Begin

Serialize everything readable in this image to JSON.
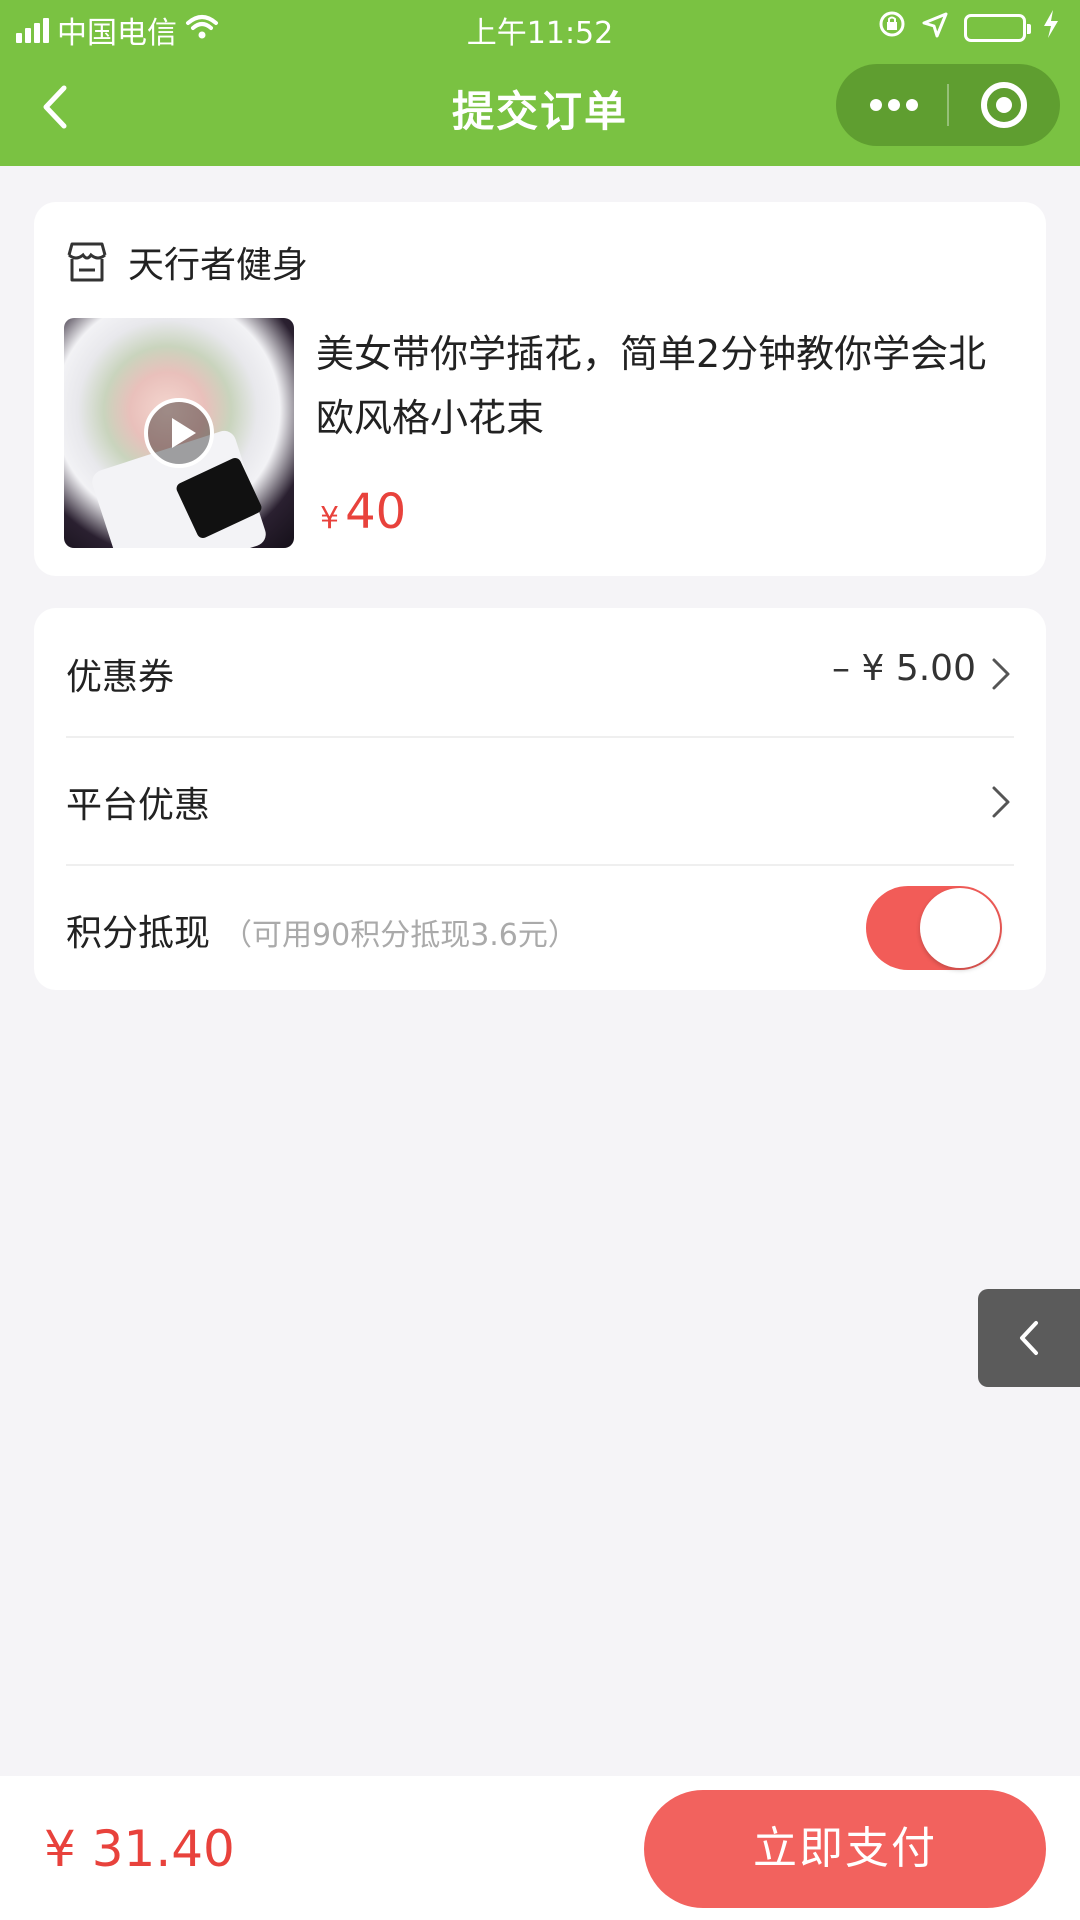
{
  "status_bar": {
    "carrier": "中国电信",
    "time": "上午11:52"
  },
  "nav": {
    "title": "提交订单"
  },
  "shop": {
    "name": "天行者健身",
    "product": {
      "title": "美女带你学插花，简单2分钟教你学会北欧风格小花束",
      "currency": "¥",
      "price": "40"
    }
  },
  "discounts": {
    "coupon": {
      "label": "优惠券",
      "value": "– ¥ 5.00"
    },
    "platform": {
      "label": "平台优惠"
    },
    "points": {
      "label": "积分抵现",
      "hint": "（可用90积分抵现3.6元）",
      "enabled": true
    }
  },
  "footer": {
    "total": "¥ 31.40",
    "pay_label": "立即支付"
  },
  "colors": {
    "header_green": "#7ac242",
    "price_red": "#e8423c",
    "button_red": "#f2625e"
  },
  "icons": [
    "signal-icon",
    "wifi-icon",
    "lock-icon",
    "location-icon",
    "battery-icon",
    "charging-icon",
    "back-icon",
    "more-icon",
    "close-capsule-icon",
    "store-icon",
    "play-icon",
    "chevron-right-icon",
    "chevron-left-icon"
  ]
}
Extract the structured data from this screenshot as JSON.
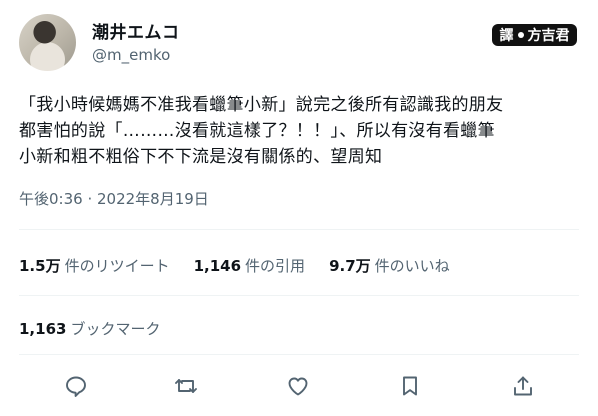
{
  "profile": {
    "display_name": "潮井エムコ",
    "handle": "@m_emko"
  },
  "watermark": {
    "left": "譯",
    "right": "方吉君"
  },
  "tweet": {
    "lines": [
      "「我小時候媽媽不准我看蠟筆小新」說完之後所有認識我的朋友",
      "都害怕的說「………沒看就這樣了？！！」、所以有沒有看蠟筆",
      "小新和粗不粗俗下不下流是沒有關係的、望周知"
    ],
    "timestamp": "午後0:36 · 2022年8月19日"
  },
  "stats": {
    "retweets": {
      "value": "1.5万",
      "label": "件のリツイート"
    },
    "quotes": {
      "value": "1,146",
      "label": "件の引用"
    },
    "likes": {
      "value": "9.7万",
      "label": "件のいいね"
    },
    "bookmarks": {
      "value": "1,163",
      "label": "ブックマーク"
    }
  },
  "actions": {
    "icons": [
      "reply-icon",
      "retweet-icon",
      "like-icon",
      "bookmark-icon",
      "share-icon"
    ]
  },
  "colors": {
    "text": "#0f1419",
    "secondary": "#536471",
    "divider": "#eff3f4"
  }
}
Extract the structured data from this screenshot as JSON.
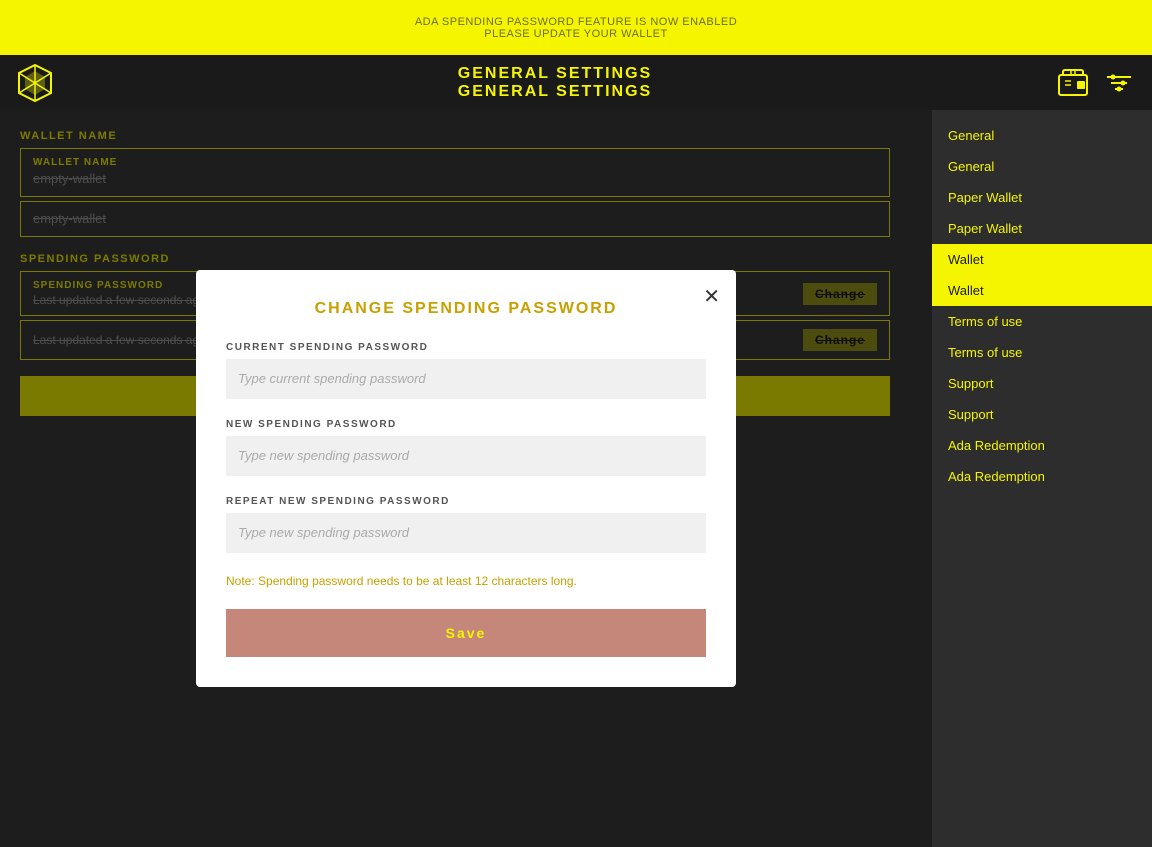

End

▸ WHAT YOU NEED TO DO:
Leave out the pictures and print each record exactly as it stands.

▸ SOLVED PROBLEM:
Serialize everything readable in this image to JSON.
{
  "status_bar": {
    "carrier": "中国电信",
    "time": "上午11:52"
  },
  "nav": {
    "title": "提交订单"
  },
  "shop": {
    "name": "天行者健身",
    "product": {
      "title": "美女带你学插花，简单2分钟教你学会北欧风格小花束",
      "currency": "¥",
      "price": "40"
    }
  },
  "discounts": {
    "coupon": {
      "label": "优惠券",
      "value": "– ¥ 5.00"
    },
    "platform": {
      "label": "平台优惠"
    },
    "points": {
      "label": "积分抵现",
      "hint": "（可用90积分抵现3.6元）",
      "enabled": true
    }
  },
  "footer": {
    "total": "¥ 31.40",
    "pay_label": "立即支付"
  },
  "colors": {
    "header_green": "#7ac242",
    "price_red": "#e8423c",
    "button_red": "#f2625e"
  },
  "icons": [
    "signal-icon",
    "wifi-icon",
    "lock-icon",
    "location-icon",
    "battery-icon",
    "charging-icon",
    "back-icon",
    "more-icon",
    "close-capsule-icon",
    "store-icon",
    "play-icon",
    "chevron-right-icon",
    "chevron-left-icon"
  ]
}
Extract the structured data from this screenshot as JSON.
{
  "profile": {
    "display_name": "潮井エムコ",
    "handle": "@m_emko"
  },
  "watermark": {
    "left": "譯",
    "right": "方吉君"
  },
  "tweet": {
    "lines": [
      "「我小時候媽媽不准我看蠟筆小新」說完之後所有認識我的朋友",
      "都害怕的說「………沒看就這樣了？！！」、所以有沒有看蠟筆",
      "小新和粗不粗俗下不下流是沒有關係的、望周知"
    ],
    "timestamp": "午後0:36 · 2022年8月19日"
  },
  "stats": {
    "retweets": {
      "value": "1.5万",
      "label": "件のリツイート"
    },
    "quotes": {
      "value": "1,146",
      "label": "件の引用"
    },
    "likes": {
      "value": "9.7万",
      "label": "件のいいね"
    },
    "bookmarks": {
      "value": "1,163",
      "label": "ブックマーク"
    }
  },
  "actions": {
    "icons": [
      "reply-icon",
      "retweet-icon",
      "like-icon",
      "bookmark-icon",
      "share-icon"
    ]
  },
  "colors": {
    "text": "#0f1419",
    "secondary": "#536471",
    "divider": "#eff3f4"
  }
}
Extract the structured data from this screenshot as JSON.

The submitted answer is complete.